* Begin *

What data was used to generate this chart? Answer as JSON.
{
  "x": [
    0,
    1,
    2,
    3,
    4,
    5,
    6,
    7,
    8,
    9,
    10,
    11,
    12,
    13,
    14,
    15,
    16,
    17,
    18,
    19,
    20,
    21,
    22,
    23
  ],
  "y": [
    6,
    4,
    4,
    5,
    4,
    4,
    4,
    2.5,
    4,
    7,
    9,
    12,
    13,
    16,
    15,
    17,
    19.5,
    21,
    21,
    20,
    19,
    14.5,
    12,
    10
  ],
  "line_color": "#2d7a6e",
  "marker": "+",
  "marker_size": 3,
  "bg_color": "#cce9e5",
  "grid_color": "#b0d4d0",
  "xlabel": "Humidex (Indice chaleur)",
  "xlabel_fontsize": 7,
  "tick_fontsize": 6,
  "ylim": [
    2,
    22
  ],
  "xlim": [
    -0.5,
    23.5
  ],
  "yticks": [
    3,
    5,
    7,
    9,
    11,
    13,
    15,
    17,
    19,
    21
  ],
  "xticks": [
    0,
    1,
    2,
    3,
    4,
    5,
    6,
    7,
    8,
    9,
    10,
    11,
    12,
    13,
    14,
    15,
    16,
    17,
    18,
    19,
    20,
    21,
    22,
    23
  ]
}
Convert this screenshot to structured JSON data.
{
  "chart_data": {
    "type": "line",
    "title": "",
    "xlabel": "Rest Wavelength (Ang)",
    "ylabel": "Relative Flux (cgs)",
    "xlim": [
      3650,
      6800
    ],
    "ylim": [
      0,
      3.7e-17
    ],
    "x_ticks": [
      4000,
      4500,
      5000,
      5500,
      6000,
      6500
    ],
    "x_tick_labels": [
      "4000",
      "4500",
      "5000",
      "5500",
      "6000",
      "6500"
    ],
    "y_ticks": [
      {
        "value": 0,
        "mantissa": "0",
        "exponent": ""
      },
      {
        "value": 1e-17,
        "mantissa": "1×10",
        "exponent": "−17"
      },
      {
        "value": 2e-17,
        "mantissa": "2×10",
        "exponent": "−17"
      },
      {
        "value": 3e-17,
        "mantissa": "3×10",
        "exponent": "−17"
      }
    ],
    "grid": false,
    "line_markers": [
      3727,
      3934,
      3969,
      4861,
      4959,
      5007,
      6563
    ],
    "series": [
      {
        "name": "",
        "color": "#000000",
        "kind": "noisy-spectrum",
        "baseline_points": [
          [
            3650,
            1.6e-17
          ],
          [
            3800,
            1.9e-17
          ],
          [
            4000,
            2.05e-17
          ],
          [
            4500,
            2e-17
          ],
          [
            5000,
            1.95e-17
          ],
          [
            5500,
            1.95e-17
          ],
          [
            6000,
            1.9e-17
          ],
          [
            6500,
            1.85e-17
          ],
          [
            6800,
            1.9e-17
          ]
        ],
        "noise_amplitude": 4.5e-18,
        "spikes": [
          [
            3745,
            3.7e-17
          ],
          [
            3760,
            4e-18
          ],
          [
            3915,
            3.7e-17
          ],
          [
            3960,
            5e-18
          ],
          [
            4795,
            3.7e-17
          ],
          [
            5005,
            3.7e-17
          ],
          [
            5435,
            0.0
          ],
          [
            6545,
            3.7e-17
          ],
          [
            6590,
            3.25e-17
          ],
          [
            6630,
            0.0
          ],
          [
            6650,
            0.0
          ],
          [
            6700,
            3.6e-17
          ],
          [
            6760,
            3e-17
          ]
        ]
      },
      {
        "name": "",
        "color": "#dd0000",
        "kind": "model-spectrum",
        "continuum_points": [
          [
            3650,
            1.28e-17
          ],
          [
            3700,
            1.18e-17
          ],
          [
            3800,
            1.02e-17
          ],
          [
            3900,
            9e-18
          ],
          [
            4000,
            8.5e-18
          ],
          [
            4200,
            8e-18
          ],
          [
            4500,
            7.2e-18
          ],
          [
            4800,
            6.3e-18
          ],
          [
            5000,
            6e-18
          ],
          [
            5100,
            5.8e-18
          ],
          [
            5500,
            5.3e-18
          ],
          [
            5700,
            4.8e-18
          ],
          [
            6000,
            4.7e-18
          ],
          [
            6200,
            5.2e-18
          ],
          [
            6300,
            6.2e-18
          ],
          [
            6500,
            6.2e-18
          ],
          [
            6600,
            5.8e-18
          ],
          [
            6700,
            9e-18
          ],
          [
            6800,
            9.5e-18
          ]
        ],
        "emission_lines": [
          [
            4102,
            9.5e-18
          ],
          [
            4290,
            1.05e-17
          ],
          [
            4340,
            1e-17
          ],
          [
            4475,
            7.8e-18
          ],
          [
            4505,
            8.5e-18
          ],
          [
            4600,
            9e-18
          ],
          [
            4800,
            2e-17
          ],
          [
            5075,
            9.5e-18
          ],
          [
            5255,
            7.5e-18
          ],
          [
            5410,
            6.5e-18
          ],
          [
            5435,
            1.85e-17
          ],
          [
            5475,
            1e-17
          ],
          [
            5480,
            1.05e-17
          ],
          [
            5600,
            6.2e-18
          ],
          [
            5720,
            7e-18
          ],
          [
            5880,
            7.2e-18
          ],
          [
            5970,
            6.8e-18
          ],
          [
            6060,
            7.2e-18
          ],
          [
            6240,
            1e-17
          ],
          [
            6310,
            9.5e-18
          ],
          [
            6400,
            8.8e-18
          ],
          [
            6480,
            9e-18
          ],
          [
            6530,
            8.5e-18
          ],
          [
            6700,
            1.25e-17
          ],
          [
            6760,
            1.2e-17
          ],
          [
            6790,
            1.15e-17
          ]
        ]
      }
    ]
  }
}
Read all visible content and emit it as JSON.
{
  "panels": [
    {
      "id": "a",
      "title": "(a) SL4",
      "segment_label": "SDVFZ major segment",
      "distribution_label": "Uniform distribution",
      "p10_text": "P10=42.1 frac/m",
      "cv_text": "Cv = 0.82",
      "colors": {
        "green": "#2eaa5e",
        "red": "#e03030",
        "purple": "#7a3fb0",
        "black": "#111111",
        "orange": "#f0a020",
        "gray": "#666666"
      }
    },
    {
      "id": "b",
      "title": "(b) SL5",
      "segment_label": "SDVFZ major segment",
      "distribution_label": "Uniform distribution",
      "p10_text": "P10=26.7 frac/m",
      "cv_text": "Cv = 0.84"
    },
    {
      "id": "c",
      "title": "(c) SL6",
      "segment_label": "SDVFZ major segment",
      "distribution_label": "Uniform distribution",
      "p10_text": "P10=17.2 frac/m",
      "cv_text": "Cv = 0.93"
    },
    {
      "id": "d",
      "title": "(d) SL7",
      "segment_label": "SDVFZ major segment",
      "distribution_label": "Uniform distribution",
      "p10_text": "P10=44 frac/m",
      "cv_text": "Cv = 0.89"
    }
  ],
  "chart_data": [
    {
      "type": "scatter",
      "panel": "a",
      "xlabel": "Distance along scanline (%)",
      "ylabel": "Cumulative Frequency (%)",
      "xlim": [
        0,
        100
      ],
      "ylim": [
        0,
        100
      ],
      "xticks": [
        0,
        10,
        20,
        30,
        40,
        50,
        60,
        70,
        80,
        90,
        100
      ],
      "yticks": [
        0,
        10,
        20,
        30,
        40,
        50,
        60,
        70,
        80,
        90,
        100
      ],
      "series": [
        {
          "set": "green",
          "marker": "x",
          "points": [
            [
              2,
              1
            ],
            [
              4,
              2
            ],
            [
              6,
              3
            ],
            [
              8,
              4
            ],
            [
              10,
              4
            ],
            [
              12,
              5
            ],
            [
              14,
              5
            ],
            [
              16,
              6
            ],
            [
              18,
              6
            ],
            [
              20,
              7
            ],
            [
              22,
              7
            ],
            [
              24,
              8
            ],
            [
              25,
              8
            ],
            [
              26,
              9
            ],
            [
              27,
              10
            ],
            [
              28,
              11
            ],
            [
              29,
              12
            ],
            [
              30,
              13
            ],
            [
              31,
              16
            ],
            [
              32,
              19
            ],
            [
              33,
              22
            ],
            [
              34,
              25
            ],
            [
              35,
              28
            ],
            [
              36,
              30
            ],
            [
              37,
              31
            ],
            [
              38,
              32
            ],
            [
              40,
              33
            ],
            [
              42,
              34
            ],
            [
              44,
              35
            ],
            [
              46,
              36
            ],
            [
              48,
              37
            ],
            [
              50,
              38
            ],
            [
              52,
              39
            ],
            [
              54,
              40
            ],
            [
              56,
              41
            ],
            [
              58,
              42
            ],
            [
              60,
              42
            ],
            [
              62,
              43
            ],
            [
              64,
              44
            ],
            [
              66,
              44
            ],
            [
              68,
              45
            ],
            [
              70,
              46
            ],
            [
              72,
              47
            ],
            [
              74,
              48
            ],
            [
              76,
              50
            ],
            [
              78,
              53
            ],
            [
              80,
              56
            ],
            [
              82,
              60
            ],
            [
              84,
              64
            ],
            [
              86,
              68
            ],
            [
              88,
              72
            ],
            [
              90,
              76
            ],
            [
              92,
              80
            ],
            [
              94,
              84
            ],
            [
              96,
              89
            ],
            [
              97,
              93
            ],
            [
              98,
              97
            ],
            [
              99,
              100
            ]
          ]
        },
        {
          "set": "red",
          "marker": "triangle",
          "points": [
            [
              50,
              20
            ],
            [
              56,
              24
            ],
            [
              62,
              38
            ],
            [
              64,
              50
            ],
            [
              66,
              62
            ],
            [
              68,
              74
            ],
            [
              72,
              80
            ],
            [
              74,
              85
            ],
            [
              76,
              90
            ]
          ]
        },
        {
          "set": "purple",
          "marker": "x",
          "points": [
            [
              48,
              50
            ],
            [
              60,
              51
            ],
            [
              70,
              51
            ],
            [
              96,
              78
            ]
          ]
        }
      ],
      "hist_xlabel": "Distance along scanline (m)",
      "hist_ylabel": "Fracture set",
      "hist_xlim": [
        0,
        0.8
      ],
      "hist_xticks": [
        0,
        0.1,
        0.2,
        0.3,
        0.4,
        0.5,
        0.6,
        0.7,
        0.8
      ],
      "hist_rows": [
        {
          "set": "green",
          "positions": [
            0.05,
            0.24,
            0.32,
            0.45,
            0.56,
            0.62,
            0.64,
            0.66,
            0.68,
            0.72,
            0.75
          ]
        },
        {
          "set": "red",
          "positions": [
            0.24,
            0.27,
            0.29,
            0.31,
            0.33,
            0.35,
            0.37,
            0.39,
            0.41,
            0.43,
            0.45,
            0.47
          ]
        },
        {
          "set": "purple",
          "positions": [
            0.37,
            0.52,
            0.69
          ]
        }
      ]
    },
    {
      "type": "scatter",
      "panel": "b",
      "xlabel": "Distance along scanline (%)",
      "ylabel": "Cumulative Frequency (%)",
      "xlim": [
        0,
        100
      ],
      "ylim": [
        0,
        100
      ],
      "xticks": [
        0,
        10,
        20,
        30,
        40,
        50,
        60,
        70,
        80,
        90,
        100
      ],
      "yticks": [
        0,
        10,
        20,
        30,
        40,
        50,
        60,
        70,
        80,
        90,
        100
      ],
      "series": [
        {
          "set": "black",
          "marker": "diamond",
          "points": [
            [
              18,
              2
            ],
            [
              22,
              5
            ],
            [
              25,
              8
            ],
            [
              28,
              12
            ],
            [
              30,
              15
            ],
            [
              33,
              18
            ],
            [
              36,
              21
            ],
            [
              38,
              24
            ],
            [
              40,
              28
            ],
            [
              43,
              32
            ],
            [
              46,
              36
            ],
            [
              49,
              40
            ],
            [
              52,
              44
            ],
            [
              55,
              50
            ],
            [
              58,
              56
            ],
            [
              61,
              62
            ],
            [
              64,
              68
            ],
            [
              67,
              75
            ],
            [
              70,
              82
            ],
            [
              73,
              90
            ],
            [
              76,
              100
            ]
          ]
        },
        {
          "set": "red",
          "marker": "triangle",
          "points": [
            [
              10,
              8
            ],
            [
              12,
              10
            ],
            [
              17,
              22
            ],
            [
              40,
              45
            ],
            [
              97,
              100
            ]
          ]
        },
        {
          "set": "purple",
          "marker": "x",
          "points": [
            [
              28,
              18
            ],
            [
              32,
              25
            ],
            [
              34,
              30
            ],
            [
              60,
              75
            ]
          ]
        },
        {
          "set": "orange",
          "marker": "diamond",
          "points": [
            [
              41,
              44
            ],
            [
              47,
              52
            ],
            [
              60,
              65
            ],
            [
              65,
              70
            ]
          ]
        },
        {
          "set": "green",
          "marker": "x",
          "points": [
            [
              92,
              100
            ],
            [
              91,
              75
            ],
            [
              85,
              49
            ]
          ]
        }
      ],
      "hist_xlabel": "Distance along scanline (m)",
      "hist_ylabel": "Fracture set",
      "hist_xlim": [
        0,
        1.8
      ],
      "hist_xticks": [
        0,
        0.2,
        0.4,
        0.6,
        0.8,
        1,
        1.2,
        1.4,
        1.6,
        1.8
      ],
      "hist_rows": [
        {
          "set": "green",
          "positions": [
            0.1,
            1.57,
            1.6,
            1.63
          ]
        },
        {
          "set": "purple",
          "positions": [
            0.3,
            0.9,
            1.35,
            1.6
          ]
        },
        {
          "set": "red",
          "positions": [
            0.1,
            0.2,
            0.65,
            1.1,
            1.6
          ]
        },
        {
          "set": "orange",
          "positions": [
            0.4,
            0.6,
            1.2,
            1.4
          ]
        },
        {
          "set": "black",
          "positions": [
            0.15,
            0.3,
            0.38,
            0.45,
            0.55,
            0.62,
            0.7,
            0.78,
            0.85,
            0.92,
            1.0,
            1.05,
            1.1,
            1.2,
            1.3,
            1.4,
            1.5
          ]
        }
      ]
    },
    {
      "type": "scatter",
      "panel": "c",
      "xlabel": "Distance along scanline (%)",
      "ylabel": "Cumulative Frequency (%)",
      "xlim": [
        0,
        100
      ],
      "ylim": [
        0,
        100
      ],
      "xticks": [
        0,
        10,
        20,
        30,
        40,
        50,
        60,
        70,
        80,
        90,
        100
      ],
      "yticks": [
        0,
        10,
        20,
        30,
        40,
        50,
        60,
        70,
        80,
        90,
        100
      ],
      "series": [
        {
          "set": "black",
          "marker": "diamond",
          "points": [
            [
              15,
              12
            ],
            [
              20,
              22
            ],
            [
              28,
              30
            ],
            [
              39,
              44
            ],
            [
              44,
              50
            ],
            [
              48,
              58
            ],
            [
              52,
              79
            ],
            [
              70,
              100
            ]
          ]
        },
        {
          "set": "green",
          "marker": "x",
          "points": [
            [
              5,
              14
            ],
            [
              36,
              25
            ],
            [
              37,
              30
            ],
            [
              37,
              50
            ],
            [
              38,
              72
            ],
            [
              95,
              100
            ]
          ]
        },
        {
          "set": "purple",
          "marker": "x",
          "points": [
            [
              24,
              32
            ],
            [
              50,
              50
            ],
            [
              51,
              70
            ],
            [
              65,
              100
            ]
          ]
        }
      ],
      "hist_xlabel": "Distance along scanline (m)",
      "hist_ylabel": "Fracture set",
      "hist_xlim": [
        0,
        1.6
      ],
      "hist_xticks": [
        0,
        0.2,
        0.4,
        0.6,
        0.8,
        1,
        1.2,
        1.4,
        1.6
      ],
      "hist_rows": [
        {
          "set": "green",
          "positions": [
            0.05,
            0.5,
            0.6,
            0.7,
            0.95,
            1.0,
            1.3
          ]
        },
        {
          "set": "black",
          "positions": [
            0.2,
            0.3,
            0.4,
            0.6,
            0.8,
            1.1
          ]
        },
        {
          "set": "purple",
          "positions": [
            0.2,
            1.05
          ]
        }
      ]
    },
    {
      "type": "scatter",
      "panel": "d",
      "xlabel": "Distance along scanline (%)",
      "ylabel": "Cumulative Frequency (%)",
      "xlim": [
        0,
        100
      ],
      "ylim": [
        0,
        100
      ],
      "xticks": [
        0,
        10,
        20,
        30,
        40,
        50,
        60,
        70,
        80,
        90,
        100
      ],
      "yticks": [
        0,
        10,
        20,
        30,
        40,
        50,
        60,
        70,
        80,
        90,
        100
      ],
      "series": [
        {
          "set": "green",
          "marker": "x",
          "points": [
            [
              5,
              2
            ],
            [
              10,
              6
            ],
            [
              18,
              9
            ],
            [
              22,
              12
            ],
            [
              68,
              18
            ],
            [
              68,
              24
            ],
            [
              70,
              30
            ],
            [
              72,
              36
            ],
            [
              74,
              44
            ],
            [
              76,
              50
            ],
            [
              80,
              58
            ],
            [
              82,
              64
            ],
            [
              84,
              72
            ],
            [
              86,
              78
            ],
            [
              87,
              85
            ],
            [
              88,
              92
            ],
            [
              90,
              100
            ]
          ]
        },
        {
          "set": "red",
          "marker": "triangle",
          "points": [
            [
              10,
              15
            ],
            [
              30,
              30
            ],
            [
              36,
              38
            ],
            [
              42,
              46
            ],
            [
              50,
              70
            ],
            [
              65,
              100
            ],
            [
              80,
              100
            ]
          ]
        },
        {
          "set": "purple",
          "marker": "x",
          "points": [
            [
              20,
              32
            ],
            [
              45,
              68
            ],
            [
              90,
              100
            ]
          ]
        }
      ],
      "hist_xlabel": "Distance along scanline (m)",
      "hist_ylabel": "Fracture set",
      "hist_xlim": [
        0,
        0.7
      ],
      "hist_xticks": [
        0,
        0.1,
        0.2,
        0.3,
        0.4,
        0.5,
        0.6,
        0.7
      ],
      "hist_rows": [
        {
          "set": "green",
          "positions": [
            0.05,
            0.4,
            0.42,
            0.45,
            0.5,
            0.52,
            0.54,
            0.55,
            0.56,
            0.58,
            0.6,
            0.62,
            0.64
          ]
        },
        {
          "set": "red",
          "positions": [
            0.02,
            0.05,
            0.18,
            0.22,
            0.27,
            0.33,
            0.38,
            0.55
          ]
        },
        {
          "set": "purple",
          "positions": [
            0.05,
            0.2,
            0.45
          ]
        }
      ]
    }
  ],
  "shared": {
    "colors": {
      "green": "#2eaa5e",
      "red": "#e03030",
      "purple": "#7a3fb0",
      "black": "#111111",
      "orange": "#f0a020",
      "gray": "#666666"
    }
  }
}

* End *

### Task instructions
Copy all lines from the listing that contain "spectrum".

### Answer to the problem
        "kind": "noisy-spectrum",
        "kind": "model-spectrum",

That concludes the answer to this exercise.